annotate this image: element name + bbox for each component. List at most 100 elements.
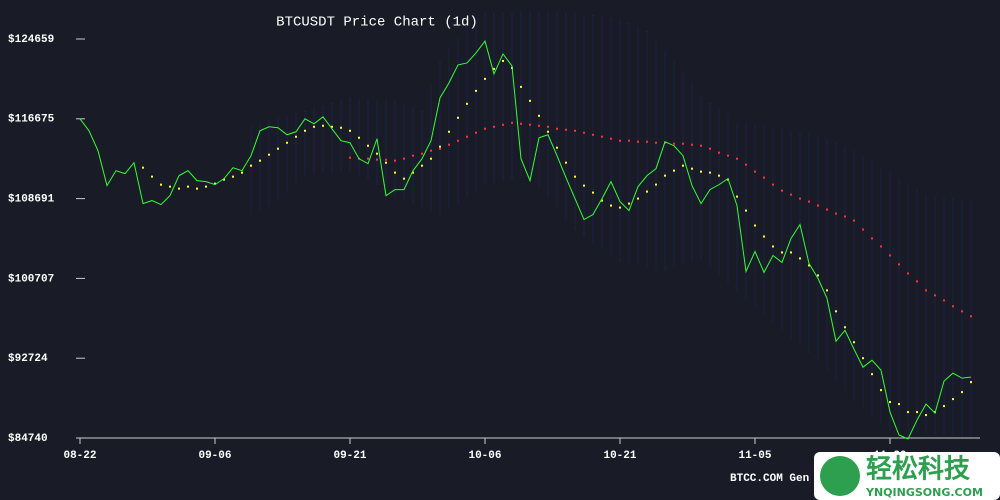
ma-dot bbox=[745, 163, 747, 166]
ma-dot bbox=[664, 174, 666, 177]
ma-dot bbox=[169, 185, 171, 188]
ma-dot bbox=[241, 171, 243, 174]
ma-dot bbox=[250, 164, 252, 167]
ma-dot bbox=[628, 139, 630, 142]
x-tick-label: 11-05 bbox=[738, 450, 771, 462]
ma-dot bbox=[574, 129, 576, 132]
y-tick-label: $108691 bbox=[8, 194, 55, 206]
ma-dot bbox=[358, 136, 360, 139]
ma-dot bbox=[385, 161, 387, 164]
ma-dot bbox=[502, 123, 504, 126]
chart-title: BTCUSDT Price Chart (1d) bbox=[276, 15, 478, 31]
ma-dot bbox=[889, 254, 891, 257]
logo-icon bbox=[820, 456, 860, 496]
ma-dot bbox=[880, 245, 882, 248]
ma-dot bbox=[475, 89, 477, 92]
y-tick-label: $116675 bbox=[8, 114, 55, 126]
ma-dot bbox=[808, 264, 810, 267]
ma-dot bbox=[439, 145, 441, 148]
ma-dot bbox=[268, 153, 270, 156]
ma-dot bbox=[826, 289, 828, 292]
ma-dot bbox=[646, 190, 648, 193]
ma-dot bbox=[385, 158, 387, 161]
ma-dot bbox=[682, 142, 684, 145]
ma-dot bbox=[187, 185, 189, 188]
ma-dot bbox=[304, 129, 306, 132]
ma-dot bbox=[367, 144, 369, 147]
ma-dot bbox=[700, 170, 702, 173]
ma-dot bbox=[529, 123, 531, 126]
ma-dot bbox=[367, 157, 369, 160]
ma-dot bbox=[295, 135, 297, 138]
ma-dot bbox=[583, 131, 585, 134]
x-tick-label: 09-06 bbox=[198, 450, 231, 462]
ma-dot bbox=[637, 197, 639, 200]
ma-dot bbox=[637, 140, 639, 143]
ma-dot bbox=[682, 164, 684, 167]
ma-dot bbox=[466, 135, 468, 138]
ma-dot bbox=[457, 116, 459, 119]
ma-dot bbox=[718, 174, 720, 177]
ma-dot bbox=[412, 154, 414, 157]
ma-dot bbox=[655, 183, 657, 186]
ma-dot bbox=[691, 143, 693, 146]
ma-dot bbox=[871, 237, 873, 240]
ma-dot bbox=[592, 191, 594, 194]
ma-dot bbox=[700, 144, 702, 147]
ma-dot bbox=[862, 228, 864, 231]
ma-dot bbox=[160, 183, 162, 186]
ma-dot bbox=[376, 152, 378, 155]
ma-dot bbox=[952, 398, 954, 401]
ma-dot bbox=[331, 125, 333, 128]
ma-dot bbox=[943, 299, 945, 302]
logo-box bbox=[814, 452, 1000, 500]
ma-dot bbox=[547, 125, 549, 128]
ma-dot bbox=[934, 294, 936, 297]
ma-dot bbox=[916, 280, 918, 283]
ma-dot bbox=[412, 171, 414, 174]
ma-dot bbox=[457, 139, 459, 142]
ma-dot bbox=[853, 219, 855, 222]
ma-dot bbox=[322, 124, 324, 127]
ma-dot bbox=[655, 141, 657, 144]
ma-dot bbox=[925, 414, 927, 417]
logo-title: 轻松科技 bbox=[866, 455, 970, 485]
ma-dot bbox=[790, 251, 792, 254]
ma-dot bbox=[799, 197, 801, 200]
ma-dot bbox=[970, 381, 972, 384]
ma-dot bbox=[835, 310, 837, 313]
ma-dot bbox=[601, 199, 603, 202]
ma-dot bbox=[394, 159, 396, 162]
ma-dot bbox=[619, 206, 621, 209]
y-tick-label: $100707 bbox=[8, 273, 54, 285]
ma-dot bbox=[394, 171, 396, 174]
ma-dot bbox=[943, 405, 945, 408]
ma-dot bbox=[349, 156, 351, 159]
ma-dot bbox=[646, 140, 648, 143]
ma-dot bbox=[259, 159, 261, 162]
ma-dot bbox=[565, 161, 567, 164]
y-tick-label: $84740 bbox=[8, 433, 48, 445]
ma-dot bbox=[403, 177, 405, 180]
ma-dot bbox=[232, 175, 234, 178]
ma-dot bbox=[781, 189, 783, 192]
ma-dot bbox=[178, 187, 180, 190]
ma-dot bbox=[583, 184, 585, 187]
ma-dot bbox=[277, 147, 279, 150]
ma-dot bbox=[439, 147, 441, 150]
ma-dot bbox=[493, 67, 495, 70]
ma-dot bbox=[808, 200, 810, 203]
ma-dot bbox=[430, 149, 432, 152]
price-line bbox=[79, 39, 972, 440]
ma-dot bbox=[736, 157, 738, 160]
ma-dot bbox=[619, 139, 621, 142]
ma-dot bbox=[889, 401, 891, 404]
ma-dot bbox=[835, 212, 837, 215]
x-tick-label: 08-22 bbox=[63, 450, 96, 462]
ma-dot bbox=[916, 411, 918, 414]
ma-dot bbox=[349, 129, 351, 132]
ma-dot bbox=[538, 114, 540, 117]
ma-dot bbox=[421, 164, 423, 167]
ma-dot bbox=[196, 187, 198, 190]
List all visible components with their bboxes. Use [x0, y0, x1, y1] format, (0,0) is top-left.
■ ■ ■
» Stated task: Copy the lines of the records above word for word, starting at the line containing "ma-dot bbox=[745, 163, 747, 166]" and ending at the line containing "ma-dot bbox=[457, 116, 459, 119]".

» Exercise result:
ma-dot bbox=[745, 163, 747, 166]
ma-dot bbox=[664, 174, 666, 177]
ma-dot bbox=[169, 185, 171, 188]
ma-dot bbox=[241, 171, 243, 174]
ma-dot bbox=[250, 164, 252, 167]
ma-dot bbox=[628, 139, 630, 142]
x-tick-label: 11-05 bbox=[738, 450, 771, 462]
ma-dot bbox=[574, 129, 576, 132]
y-tick-label: $108691 bbox=[8, 194, 55, 206]
ma-dot bbox=[358, 136, 360, 139]
ma-dot bbox=[385, 161, 387, 164]
ma-dot bbox=[502, 123, 504, 126]
chart-title: BTCUSDT Price Chart (1d) bbox=[276, 15, 478, 31]
ma-dot bbox=[889, 254, 891, 257]
logo-icon bbox=[820, 456, 860, 496]
ma-dot bbox=[880, 245, 882, 248]
ma-dot bbox=[475, 89, 477, 92]
y-tick-label: $116675 bbox=[8, 114, 55, 126]
ma-dot bbox=[808, 264, 810, 267]
ma-dot bbox=[439, 145, 441, 148]
ma-dot bbox=[268, 153, 270, 156]
ma-dot bbox=[826, 289, 828, 292]
ma-dot bbox=[646, 190, 648, 193]
ma-dot bbox=[385, 158, 387, 161]
ma-dot bbox=[682, 142, 684, 145]
ma-dot bbox=[187, 185, 189, 188]
ma-dot bbox=[304, 129, 306, 132]
ma-dot bbox=[367, 144, 369, 147]
ma-dot bbox=[700, 170, 702, 173]
ma-dot bbox=[529, 123, 531, 126]
ma-dot bbox=[367, 157, 369, 160]
ma-dot bbox=[295, 135, 297, 138]
ma-dot bbox=[583, 131, 585, 134]
x-tick-label: 09-06 bbox=[198, 450, 231, 462]
ma-dot bbox=[637, 197, 639, 200]
ma-dot bbox=[637, 140, 639, 143]
ma-dot bbox=[682, 164, 684, 167]
ma-dot bbox=[466, 135, 468, 138]
ma-dot bbox=[457, 116, 459, 119]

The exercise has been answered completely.